- [Required task] Reproduce each line exactly.

- [Supplied material]
## START

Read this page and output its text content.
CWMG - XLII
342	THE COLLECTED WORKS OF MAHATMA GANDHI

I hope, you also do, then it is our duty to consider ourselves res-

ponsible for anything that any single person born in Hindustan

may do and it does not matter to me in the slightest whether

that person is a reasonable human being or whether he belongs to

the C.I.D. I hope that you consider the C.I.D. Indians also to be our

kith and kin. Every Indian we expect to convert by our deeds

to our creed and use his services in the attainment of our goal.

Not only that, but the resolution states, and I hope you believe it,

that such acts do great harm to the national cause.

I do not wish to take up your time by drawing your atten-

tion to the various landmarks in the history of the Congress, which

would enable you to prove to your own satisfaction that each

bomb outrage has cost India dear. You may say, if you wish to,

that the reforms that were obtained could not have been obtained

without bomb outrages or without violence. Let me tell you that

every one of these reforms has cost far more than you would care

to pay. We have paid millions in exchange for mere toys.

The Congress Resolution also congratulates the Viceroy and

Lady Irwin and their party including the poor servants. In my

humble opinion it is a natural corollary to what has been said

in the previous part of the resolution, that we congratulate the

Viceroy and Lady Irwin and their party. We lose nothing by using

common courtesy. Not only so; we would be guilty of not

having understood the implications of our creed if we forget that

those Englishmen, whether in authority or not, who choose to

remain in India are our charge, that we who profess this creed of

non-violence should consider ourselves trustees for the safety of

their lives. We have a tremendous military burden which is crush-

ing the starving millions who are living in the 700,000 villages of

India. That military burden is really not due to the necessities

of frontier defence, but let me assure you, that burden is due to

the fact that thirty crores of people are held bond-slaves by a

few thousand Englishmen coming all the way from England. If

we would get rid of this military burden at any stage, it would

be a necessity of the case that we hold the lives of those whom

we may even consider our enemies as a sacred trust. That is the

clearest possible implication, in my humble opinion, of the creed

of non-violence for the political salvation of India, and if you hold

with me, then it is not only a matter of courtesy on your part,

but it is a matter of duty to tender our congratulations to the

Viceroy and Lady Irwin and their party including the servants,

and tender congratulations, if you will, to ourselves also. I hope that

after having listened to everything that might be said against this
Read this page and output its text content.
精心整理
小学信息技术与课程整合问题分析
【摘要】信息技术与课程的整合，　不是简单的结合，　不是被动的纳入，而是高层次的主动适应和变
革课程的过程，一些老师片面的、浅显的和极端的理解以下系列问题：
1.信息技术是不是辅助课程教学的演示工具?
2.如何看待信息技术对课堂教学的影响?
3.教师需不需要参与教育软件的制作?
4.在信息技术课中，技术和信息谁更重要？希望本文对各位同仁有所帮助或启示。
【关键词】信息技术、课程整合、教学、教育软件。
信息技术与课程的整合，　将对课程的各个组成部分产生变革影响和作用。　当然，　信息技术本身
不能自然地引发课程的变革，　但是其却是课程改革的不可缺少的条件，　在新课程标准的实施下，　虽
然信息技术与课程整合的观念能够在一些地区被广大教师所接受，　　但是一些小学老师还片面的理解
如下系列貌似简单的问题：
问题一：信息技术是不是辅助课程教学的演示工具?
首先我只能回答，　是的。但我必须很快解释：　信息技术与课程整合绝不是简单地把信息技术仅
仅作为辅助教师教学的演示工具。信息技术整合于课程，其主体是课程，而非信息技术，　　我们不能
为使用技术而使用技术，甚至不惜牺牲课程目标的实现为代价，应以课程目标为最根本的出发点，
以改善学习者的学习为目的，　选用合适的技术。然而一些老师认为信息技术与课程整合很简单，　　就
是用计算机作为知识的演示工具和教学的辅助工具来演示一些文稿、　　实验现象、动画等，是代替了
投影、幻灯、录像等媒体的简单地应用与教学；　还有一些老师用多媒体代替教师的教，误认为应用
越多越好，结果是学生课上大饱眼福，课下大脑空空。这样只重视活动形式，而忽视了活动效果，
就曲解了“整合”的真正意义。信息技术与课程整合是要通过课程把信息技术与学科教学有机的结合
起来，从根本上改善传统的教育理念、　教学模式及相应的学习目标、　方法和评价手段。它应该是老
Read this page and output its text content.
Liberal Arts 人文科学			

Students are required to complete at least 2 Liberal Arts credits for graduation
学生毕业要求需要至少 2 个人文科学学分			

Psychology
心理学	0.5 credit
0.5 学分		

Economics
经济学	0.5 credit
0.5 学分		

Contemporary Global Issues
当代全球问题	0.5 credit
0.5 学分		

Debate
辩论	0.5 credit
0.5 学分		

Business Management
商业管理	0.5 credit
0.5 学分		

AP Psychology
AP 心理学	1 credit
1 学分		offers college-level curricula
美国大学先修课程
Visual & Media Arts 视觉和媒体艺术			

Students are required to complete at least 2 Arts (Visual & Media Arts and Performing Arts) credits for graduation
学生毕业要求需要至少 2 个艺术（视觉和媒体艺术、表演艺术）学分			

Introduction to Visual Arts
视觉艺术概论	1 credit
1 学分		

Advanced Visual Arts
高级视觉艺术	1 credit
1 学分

## END

- [Response for this exercise]
Read this page and output its text content.
CWMG - XLII
342	THE COLLECTED WORKS OF MAHATMA GANDHI

I hope, you also do, then it is our duty to consider ourselves res-

ponsible for anything that any single person born in Hindustan

may do and it does not matter to me in the slightest whether

that person is a reasonable human being or whether he belongs to

the C.I.D. I hope that you consider the C.I.D. Indians also to be our

kith and kin. Every Indian we expect to convert by our deeds

to our creed and use his services in the attainment of our goal.

Not only that, but the resolution states, and I hope you believe it,

that such acts do great harm to the national cause.

I do not wish to take up your time by drawing your atten-

tion to the various landmarks in the history of the Congress, which

would enable you to prove to your own satisfaction that each

bomb outrage has cost India dear. You may say, if you wish to,

that the reforms that were obtained could not have been obtained

without bomb outrages or without violence. Let me tell you that

every one of these reforms has cost far more than you would care

to pay. We have paid millions in exchange for mere toys.

The Congress Resolution also congratulates the Viceroy and

Lady Irwin and their party including the poor servants. In my

humble opinion it is a natural corollary to what has been said

in the previous part of the resolution, that we congratulate the

Viceroy and Lady Irwin and their party. We lose nothing by using

common courtesy. Not only so; we would be guilty of not

having understood the implications of our creed if we forget that

those Englishmen, whether in authority or not, who choose to

remain in India are our charge, that we who profess this creed of

non-violence should consider ourselves trustees for the safety of

their lives. We have a tremendous military burden which is crush-

ing the starving millions who are living in the 700,000 villages of

India. That military burden is really not due to the necessities

of frontier defence, but let me assure you, that burden is due to

the fact that thirty crores of people are held bond-slaves by a

few thousand Englishmen coming all the way from England. If

we would get rid of this military burden at any stage, it would

be a necessity of the case that we hold the lives of those whom

we may even consider our enemies as a sacred trust. That is the

clearest possible implication, in my humble opinion, of the creed

of non-violence for the political salvation of India, and if you hold

with me, then it is not only a matter of courtesy on your part,

but it is a matter of duty to tender our congratulations to the

Viceroy and Lady Irwin and their party including the servants,

and tender congratulations, if you will, to ourselves also. I hope that

after having listened to everything that might be said against this
Read this page and output its text content.
精心整理
小学信息技术与课程整合问题分析
【摘要】信息技术与课程的整合，　不是简单的结合，　不是被动的纳入，而是高层次的主动适应和变
革课程的过程，一些老师片面的、浅显的和极端的理解以下系列问题：
1.信息技术是不是辅助课程教学的演示工具?
2.如何看待信息技术对课堂教学的影响?
3.教师需不需要参与教育软件的制作?
4.在信息技术课中，技术和信息谁更重要？希望本文对各位同仁有所帮助或启示。
【关键词】信息技术、课程整合、教学、教育软件。
信息技术与课程的整合，　将对课程的各个组成部分产生变革影响和作用。　当然，　信息技术本身
不能自然地引发课程的变革，　但是其却是课程改革的不可缺少的条件，　在新课程标准的实施下，　虽
然信息技术与课程整合的观念能够在一些地区被广大教师所接受，　　但是一些小学老师还片面的理解
如下系列貌似简单的问题：
问题一：信息技术是不是辅助课程教学的演示工具?
首先我只能回答，　是的。但我必须很快解释：　信息技术与课程整合绝不是简单地把信息技术仅
仅作为辅助教师教学的演示工具。信息技术整合于课程，其主体是课程，而非信息技术，　　我们不能
为使用技术而使用技术，甚至不惜牺牲课程目标的实现为代价，应以课程目标为最根本的出发点，
以改善学习者的学习为目的，　选用合适的技术。然而一些老师认为信息技术与课程整合很简单，　　就
是用计算机作为知识的演示工具和教学的辅助工具来演示一些文稿、　　实验现象、动画等，是代替了
投影、幻灯、录像等媒体的简单地应用与教学；　还有一些老师用多媒体代替教师的教，误认为应用
越多越好，结果是学生课上大饱眼福，课下大脑空空。这样只重视活动形式，而忽视了活动效果，
就曲解了“整合”的真正意义。信息技术与课程整合是要通过课程把信息技术与学科教学有机的结合
起来，从根本上改善传统的教育理念、　教学模式及相应的学习目标、　方法和评价手段。它应该是老
Read this page and output its text content.
Liberal Arts 人文科学			

Students are required to complete at least 2 Liberal Arts credits for graduation
学生毕业要求需要至少 2 个人文科学学分			

Psychology
心理学	0.5 credit
0.5 学分		

Economics
经济学	0.5 credit
0.5 学分		

Contemporary Global Issues
当代全球问题	0.5 credit
0.5 学分		

Debate
辩论	0.5 credit
0.5 学分		

Business Management
商业管理	0.5 credit
0.5 学分		

AP Psychology
AP 心理学	1 credit
1 学分		offers college-level curricula
美国大学先修课程
Visual & Media Arts 视觉和媒体艺术			

Students are required to complete at least 2 Arts (Visual & Media Arts and Performing Arts) credits for graduation
学生毕业要求需要至少 2 个艺术（视觉和媒体艺术、表演艺术）学分			

Introduction to Visual Arts
视觉艺术概论	1 credit
1 学分		

Advanced Visual Arts
高级视觉艺术	1 credit
1 学分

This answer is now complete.